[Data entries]

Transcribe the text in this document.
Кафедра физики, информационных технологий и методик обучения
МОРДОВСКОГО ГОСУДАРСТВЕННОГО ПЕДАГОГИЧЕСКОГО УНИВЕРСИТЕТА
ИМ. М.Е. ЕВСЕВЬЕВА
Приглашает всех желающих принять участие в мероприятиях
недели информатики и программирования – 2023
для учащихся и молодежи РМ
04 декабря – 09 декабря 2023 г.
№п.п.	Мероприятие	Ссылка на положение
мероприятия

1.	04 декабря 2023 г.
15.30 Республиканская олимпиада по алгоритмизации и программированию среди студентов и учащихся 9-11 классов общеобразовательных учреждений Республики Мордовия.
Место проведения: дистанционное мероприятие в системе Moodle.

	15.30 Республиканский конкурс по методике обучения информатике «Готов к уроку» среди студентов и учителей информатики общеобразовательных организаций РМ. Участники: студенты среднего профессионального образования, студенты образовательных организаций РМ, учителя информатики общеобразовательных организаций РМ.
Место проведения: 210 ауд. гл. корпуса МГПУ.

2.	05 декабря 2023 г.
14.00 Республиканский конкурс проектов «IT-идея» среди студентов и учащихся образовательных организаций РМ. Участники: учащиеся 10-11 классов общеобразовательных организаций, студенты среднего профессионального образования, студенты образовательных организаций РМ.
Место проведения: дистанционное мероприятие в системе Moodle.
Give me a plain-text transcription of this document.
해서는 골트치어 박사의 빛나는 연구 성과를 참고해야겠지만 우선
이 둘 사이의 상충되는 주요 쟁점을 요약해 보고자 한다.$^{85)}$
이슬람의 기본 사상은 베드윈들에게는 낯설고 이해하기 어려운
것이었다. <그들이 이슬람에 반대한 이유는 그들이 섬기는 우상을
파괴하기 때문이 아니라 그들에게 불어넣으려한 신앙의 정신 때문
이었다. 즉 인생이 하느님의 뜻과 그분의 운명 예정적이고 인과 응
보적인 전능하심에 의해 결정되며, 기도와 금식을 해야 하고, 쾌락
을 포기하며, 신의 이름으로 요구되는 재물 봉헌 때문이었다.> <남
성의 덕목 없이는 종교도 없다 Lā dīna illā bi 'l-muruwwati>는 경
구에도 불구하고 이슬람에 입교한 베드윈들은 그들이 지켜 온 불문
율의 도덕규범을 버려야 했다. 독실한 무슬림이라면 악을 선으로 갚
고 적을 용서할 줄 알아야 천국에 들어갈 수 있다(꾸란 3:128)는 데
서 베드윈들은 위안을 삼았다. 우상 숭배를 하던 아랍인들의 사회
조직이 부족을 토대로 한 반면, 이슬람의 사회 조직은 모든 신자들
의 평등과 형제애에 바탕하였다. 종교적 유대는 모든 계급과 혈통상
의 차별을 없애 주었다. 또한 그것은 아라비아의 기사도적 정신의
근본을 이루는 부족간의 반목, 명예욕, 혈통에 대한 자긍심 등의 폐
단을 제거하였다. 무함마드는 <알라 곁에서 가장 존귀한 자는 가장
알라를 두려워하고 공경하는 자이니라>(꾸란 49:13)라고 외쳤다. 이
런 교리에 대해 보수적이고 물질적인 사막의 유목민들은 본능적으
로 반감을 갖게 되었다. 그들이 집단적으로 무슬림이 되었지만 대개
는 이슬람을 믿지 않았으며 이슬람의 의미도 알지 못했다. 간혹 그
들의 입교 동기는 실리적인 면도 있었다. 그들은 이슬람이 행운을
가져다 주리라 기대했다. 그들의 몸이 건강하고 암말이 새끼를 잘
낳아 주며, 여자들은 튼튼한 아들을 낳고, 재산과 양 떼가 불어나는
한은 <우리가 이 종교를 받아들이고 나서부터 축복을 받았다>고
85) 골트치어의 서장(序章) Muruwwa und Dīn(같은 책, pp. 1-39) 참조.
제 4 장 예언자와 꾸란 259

### Objective
Starting from the line with "Give me a plain-text" and ending with the final line of the data, quote every line exactly, both ends included.

### Full answer
Give me a plain-text transcription of this document.
해서는 골트치어 박사의 빛나는 연구 성과를 참고해야겠지만 우선
이 둘 사이의 상충되는 주요 쟁점을 요약해 보고자 한다.$^{85)}$
이슬람의 기본 사상은 베드윈들에게는 낯설고 이해하기 어려운
것이었다. <그들이 이슬람에 반대한 이유는 그들이 섬기는 우상을
파괴하기 때문이 아니라 그들에게 불어넣으려한 신앙의 정신 때문
이었다. 즉 인생이 하느님의 뜻과 그분의 운명 예정적이고 인과 응
보적인 전능하심에 의해 결정되며, 기도와 금식을 해야 하고, 쾌락
을 포기하며, 신의 이름으로 요구되는 재물 봉헌 때문이었다.> <남
성의 덕목 없이는 종교도 없다 Lā dīna illā bi 'l-muruwwati>는 경
구에도 불구하고 이슬람에 입교한 베드윈들은 그들이 지켜 온 불문
율의 도덕규범을 버려야 했다. 독실한 무슬림이라면 악을 선으로 갚
고 적을 용서할 줄 알아야 천국에 들어갈 수 있다(꾸란 3:128)는 데
서 베드윈들은 위안을 삼았다. 우상 숭배를 하던 아랍인들의 사회
조직이 부족을 토대로 한 반면, 이슬람의 사회 조직은 모든 신자들
의 평등과 형제애에 바탕하였다. 종교적 유대는 모든 계급과 혈통상
의 차별을 없애 주었다. 또한 그것은 아라비아의 기사도적 정신의
근본을 이루는 부족간의 반목, 명예욕, 혈통에 대한 자긍심 등의 폐
단을 제거하였다. 무함마드는 <알라 곁에서 가장 존귀한 자는 가장
알라를 두려워하고 공경하는 자이니라>(꾸란 49:13)라고 외쳤다. 이
런 교리에 대해 보수적이고 물질적인 사막의 유목민들은 본능적으
로 반감을 갖게 되었다. 그들이 집단적으로 무슬림이 되었지만 대개
는 이슬람을 믿지 않았으며 이슬람의 의미도 알지 못했다. 간혹 그
들의 입교 동기는 실리적인 면도 있었다. 그들은 이슬람이 행운을
가져다 주리라 기대했다. 그들의 몸이 건강하고 암말이 새끼를 잘
낳아 주며, 여자들은 튼튼한 아들을 낳고, 재산과 양 떼가 불어나는
한은 <우리가 이 종교를 받아들이고 나서부터 축복을 받았다>고
85) 골트치어의 서장(序章) Muruwwa und Dīn(같은 책, pp. 1-39) 참조.
제 4 장 예언자와 꾸란 259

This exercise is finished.